* Begin *

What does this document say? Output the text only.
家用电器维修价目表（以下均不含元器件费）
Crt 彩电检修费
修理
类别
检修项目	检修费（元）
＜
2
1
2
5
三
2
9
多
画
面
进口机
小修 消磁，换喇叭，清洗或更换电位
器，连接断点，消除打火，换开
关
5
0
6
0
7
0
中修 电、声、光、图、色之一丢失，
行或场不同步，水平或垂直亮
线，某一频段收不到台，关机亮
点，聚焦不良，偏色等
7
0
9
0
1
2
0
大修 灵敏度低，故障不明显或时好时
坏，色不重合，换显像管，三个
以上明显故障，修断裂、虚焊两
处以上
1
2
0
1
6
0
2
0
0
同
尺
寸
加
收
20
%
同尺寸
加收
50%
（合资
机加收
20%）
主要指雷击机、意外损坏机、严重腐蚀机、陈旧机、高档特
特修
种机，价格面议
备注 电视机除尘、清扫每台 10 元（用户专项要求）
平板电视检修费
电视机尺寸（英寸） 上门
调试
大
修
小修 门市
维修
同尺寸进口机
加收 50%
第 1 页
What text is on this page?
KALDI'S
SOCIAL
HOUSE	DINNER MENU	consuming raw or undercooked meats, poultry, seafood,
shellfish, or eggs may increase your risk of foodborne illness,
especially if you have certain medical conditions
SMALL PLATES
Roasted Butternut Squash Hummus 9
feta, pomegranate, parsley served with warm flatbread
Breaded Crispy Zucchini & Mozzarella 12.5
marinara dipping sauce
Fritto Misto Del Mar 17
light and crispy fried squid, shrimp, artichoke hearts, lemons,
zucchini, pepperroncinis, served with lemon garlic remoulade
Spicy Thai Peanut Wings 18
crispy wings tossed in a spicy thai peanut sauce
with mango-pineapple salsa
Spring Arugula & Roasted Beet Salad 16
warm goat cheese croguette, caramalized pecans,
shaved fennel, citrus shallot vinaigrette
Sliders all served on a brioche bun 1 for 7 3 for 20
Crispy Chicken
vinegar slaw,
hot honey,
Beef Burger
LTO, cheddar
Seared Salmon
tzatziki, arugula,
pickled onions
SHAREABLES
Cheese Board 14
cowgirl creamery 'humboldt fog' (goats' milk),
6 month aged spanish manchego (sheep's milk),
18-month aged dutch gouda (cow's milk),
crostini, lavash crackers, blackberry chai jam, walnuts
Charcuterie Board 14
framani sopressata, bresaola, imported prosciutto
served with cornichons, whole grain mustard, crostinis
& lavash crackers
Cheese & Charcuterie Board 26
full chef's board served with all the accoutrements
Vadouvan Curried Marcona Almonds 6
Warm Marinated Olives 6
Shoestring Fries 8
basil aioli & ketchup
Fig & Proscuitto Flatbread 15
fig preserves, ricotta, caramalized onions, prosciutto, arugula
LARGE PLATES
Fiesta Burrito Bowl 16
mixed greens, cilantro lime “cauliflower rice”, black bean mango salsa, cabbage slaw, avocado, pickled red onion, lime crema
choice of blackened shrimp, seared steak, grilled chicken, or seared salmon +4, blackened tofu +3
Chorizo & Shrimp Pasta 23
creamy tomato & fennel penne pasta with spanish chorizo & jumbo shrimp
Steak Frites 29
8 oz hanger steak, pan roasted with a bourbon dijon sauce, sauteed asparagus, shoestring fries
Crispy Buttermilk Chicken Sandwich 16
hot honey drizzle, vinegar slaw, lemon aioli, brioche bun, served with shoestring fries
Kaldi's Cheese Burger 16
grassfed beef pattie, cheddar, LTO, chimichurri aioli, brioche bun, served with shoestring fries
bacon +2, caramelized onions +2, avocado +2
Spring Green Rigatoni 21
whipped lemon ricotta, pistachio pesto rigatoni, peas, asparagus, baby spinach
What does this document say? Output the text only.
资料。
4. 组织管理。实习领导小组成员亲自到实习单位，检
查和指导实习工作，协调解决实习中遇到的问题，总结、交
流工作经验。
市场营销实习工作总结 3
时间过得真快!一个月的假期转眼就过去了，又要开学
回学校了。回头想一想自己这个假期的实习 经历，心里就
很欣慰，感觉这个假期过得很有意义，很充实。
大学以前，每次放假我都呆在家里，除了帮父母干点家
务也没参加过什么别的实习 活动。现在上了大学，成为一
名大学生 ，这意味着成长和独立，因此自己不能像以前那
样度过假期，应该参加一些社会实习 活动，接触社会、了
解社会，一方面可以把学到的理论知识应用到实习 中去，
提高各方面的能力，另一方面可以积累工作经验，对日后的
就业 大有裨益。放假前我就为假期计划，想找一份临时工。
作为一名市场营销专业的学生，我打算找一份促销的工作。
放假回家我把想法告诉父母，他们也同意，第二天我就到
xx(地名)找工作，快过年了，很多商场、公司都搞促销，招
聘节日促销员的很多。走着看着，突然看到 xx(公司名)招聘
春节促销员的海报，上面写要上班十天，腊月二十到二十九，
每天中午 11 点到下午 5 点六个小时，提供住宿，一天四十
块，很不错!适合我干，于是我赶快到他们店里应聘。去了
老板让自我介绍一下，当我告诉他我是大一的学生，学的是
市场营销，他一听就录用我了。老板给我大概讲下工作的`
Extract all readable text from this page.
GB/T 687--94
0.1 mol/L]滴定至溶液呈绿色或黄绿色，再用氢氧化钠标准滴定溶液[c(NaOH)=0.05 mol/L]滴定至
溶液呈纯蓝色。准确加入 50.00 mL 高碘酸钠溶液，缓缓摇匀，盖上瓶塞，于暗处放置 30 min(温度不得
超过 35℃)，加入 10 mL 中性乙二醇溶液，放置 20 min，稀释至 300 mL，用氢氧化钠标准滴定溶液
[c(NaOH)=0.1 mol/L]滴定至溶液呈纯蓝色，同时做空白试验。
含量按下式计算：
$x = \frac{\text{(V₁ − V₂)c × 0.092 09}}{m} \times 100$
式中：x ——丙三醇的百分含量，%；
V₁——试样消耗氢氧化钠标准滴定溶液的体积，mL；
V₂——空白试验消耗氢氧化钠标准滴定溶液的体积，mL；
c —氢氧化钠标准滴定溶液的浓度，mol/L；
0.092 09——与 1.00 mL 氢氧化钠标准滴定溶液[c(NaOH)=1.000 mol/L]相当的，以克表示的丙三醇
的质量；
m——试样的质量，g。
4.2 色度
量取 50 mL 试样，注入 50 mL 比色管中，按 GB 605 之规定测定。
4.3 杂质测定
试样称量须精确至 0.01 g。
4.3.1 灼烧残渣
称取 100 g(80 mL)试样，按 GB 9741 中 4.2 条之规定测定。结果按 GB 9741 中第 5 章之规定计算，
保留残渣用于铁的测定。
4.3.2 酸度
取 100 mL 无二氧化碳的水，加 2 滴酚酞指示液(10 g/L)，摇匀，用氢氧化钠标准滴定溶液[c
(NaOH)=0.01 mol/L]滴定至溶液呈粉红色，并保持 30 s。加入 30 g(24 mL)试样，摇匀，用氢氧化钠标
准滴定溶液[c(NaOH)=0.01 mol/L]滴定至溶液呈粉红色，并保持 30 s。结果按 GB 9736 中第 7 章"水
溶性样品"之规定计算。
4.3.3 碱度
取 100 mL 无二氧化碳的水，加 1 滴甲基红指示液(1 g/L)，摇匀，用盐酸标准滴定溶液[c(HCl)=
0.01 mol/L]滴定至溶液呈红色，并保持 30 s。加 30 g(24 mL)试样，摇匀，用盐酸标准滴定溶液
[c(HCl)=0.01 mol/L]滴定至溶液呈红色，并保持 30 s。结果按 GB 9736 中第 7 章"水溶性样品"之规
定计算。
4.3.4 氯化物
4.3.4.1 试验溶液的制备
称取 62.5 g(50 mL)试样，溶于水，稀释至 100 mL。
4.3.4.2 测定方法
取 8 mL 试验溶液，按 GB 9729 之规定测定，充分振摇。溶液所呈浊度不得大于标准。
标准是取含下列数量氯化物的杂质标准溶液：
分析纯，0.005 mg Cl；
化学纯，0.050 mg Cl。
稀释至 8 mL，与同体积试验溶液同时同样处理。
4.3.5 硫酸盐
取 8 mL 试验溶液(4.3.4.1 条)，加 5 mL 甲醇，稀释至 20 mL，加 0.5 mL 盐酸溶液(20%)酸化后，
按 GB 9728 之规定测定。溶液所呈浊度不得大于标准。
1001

* End *

(Task brief) Extract, exactly, the lines above that begin at the line containing "Extract all readable text from this page." and end at the final line of the records; add no other text.

(Correct output)
Extract all readable text from this page.
GB/T 687--94
0.1 mol/L]滴定至溶液呈绿色或黄绿色，再用氢氧化钠标准滴定溶液[c(NaOH)=0.05 mol/L]滴定至
溶液呈纯蓝色。准确加入 50.00 mL 高碘酸钠溶液，缓缓摇匀，盖上瓶塞，于暗处放置 30 min(温度不得
超过 35℃)，加入 10 mL 中性乙二醇溶液，放置 20 min，稀释至 300 mL，用氢氧化钠标准滴定溶液
[c(NaOH)=0.1 mol/L]滴定至溶液呈纯蓝色，同时做空白试验。
含量按下式计算：
$x = \frac{\text{(V₁ − V₂)c × 0.092 09}}{m} \times 100$
式中：x ——丙三醇的百分含量，%；
V₁——试样消耗氢氧化钠标准滴定溶液的体积，mL；
V₂——空白试验消耗氢氧化钠标准滴定溶液的体积，mL；
c —氢氧化钠标准滴定溶液的浓度，mol/L；
0.092 09——与 1.00 mL 氢氧化钠标准滴定溶液[c(NaOH)=1.000 mol/L]相当的，以克表示的丙三醇
的质量；
m——试样的质量，g。
4.2 色度
量取 50 mL 试样，注入 50 mL 比色管中，按 GB 605 之规定测定。
4.3 杂质测定
试样称量须精确至 0.01 g。
4.3.1 灼烧残渣
称取 100 g(80 mL)试样，按 GB 9741 中 4.2 条之规定测定。结果按 GB 9741 中第 5 章之规定计算，
保留残渣用于铁的测定。
4.3.2 酸度
取 100 mL 无二氧化碳的水，加 2 滴酚酞指示液(10 g/L)，摇匀，用氢氧化钠标准滴定溶液[c
(NaOH)=0.01 mol/L]滴定至溶液呈粉红色，并保持 30 s。加入 30 g(24 mL)试样，摇匀，用氢氧化钠标
准滴定溶液[c(NaOH)=0.01 mol/L]滴定至溶液呈粉红色，并保持 30 s。结果按 GB 9736 中第 7 章"水
溶性样品"之规定计算。
4.3.3 碱度
取 100 mL 无二氧化碳的水，加 1 滴甲基红指示液(1 g/L)，摇匀，用盐酸标准滴定溶液[c(HCl)=
0.01 mol/L]滴定至溶液呈红色，并保持 30 s。加 30 g(24 mL)试样，摇匀，用盐酸标准滴定溶液
[c(HCl)=0.01 mol/L]滴定至溶液呈红色，并保持 30 s。结果按 GB 9736 中第 7 章"水溶性样品"之规
定计算。
4.3.4 氯化物
4.3.4.1 试验溶液的制备
称取 62.5 g(50 mL)试样，溶于水，稀释至 100 mL。
4.3.4.2 测定方法
取 8 mL 试验溶液，按 GB 9729 之规定测定，充分振摇。溶液所呈浊度不得大于标准。
标准是取含下列数量氯化物的杂质标准溶液：
分析纯，0.005 mg Cl；
化学纯，0.050 mg Cl。
稀释至 8 mL，与同体积试验溶液同时同样处理。
4.3.5 硫酸盐
取 8 mL 试验溶液(4.3.4.1 条)，加 5 mL 甲醇，稀释至 20 mL，加 0.5 mL 盐酸溶液(20%)酸化后，
按 GB 9728 之规定测定。溶液所呈浊度不得大于标准。
1001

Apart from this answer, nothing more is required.